TASK GOAL →
Count how many lines in this material contain "width". The answer is that number alone.

*-*-*

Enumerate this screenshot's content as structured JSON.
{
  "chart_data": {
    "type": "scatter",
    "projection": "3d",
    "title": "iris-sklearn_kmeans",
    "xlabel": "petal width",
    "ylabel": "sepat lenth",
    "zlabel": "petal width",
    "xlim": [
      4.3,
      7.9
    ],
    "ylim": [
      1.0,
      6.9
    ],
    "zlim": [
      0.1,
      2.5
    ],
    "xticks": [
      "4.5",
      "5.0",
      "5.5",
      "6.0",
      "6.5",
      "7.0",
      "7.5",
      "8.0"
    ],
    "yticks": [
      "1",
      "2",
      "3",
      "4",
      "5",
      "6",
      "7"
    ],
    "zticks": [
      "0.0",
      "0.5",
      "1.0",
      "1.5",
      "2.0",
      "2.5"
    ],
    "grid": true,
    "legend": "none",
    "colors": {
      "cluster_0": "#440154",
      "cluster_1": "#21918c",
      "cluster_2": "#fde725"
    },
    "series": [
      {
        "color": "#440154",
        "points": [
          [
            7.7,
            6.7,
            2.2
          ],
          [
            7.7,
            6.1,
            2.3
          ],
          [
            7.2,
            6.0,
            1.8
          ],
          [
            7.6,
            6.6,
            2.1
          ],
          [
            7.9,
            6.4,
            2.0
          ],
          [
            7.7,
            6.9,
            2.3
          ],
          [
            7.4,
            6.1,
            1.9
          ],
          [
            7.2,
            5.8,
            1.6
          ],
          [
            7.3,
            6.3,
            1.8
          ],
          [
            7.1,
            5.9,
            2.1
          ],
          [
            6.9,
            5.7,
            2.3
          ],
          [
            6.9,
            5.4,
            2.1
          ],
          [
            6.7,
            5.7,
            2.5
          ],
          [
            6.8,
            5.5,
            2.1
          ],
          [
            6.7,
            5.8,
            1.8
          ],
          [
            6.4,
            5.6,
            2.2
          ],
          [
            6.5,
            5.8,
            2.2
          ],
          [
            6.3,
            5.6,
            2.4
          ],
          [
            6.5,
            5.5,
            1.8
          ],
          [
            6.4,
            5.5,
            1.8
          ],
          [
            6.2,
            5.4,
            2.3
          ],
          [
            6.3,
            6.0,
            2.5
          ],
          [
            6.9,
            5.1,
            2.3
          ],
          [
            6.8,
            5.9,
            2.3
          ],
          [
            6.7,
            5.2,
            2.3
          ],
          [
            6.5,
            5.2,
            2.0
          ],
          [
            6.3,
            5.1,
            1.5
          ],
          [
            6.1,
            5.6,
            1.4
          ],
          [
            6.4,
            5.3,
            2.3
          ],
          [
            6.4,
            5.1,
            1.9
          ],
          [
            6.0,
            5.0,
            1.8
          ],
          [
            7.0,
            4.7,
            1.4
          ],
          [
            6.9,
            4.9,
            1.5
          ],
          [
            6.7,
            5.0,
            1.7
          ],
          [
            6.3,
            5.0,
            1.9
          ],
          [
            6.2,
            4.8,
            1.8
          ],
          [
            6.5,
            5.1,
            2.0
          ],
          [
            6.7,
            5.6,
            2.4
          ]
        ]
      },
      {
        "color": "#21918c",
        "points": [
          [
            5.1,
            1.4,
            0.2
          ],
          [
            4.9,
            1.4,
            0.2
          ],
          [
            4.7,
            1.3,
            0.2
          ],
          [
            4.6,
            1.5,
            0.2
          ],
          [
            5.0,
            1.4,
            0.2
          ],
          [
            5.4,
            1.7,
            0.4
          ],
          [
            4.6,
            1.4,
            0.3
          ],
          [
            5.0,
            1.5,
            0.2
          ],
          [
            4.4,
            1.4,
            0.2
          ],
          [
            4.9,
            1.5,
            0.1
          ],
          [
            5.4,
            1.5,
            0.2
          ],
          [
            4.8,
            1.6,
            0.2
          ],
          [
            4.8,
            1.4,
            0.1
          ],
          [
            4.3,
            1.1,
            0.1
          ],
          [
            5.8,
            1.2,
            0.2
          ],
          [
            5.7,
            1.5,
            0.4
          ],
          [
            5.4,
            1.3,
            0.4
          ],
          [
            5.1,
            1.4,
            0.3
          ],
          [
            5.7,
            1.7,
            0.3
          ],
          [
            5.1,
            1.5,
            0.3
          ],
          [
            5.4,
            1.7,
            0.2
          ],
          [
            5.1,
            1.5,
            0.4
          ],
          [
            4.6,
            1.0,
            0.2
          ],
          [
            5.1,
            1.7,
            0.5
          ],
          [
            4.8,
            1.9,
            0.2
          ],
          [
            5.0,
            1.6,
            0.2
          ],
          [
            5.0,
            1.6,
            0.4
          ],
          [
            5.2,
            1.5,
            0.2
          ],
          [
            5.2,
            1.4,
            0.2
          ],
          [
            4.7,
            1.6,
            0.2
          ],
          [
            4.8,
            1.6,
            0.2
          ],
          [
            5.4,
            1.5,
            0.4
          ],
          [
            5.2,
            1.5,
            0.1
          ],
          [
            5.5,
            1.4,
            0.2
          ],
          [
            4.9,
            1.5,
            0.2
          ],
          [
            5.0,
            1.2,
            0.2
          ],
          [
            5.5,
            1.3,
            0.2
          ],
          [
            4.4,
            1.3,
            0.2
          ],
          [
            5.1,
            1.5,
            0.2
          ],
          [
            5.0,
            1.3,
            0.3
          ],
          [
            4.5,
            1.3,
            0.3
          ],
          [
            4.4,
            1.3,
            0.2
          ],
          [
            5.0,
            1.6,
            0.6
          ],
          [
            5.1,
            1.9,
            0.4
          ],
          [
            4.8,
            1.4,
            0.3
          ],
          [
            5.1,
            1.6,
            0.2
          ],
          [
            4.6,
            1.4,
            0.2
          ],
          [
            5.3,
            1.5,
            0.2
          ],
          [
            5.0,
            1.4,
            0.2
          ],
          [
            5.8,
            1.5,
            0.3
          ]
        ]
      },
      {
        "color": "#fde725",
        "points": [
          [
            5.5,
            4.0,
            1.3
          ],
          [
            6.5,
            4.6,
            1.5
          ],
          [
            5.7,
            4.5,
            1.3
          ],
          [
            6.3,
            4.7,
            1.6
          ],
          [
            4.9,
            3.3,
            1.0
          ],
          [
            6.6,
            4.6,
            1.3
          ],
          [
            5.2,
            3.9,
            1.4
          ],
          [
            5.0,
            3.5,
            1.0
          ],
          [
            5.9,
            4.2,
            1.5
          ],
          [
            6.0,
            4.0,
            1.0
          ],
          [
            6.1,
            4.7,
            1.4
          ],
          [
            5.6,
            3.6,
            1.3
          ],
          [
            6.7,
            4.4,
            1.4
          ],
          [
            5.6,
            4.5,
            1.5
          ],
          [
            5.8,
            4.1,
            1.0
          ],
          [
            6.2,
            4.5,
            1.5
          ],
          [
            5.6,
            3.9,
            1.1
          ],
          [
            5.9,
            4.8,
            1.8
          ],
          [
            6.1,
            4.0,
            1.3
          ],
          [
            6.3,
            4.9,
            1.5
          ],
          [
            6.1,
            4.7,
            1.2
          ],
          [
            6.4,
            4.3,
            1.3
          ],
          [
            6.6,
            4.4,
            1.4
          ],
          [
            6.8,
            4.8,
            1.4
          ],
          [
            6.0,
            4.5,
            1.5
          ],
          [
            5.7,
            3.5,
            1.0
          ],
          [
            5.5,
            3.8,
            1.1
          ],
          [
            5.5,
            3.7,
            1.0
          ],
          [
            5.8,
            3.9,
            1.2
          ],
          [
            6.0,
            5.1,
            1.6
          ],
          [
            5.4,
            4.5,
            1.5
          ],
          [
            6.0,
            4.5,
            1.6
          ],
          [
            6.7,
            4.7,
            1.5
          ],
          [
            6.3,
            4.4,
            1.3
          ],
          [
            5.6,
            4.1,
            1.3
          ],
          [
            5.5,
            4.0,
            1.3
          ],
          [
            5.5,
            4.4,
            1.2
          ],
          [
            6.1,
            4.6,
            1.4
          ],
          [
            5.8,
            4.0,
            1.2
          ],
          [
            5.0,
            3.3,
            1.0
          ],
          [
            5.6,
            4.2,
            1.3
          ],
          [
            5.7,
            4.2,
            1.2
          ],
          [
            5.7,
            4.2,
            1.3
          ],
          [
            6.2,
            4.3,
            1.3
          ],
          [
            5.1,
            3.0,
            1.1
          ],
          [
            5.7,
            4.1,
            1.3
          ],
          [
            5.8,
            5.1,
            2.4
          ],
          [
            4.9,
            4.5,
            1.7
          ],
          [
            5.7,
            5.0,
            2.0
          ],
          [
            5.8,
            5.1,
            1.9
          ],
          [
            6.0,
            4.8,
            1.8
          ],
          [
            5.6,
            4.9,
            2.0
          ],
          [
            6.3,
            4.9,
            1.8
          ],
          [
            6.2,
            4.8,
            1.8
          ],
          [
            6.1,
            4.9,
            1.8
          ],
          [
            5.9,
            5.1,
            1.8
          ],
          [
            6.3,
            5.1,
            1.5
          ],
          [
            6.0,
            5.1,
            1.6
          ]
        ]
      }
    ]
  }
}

*-*-*

FINISHED EXERCISE →
2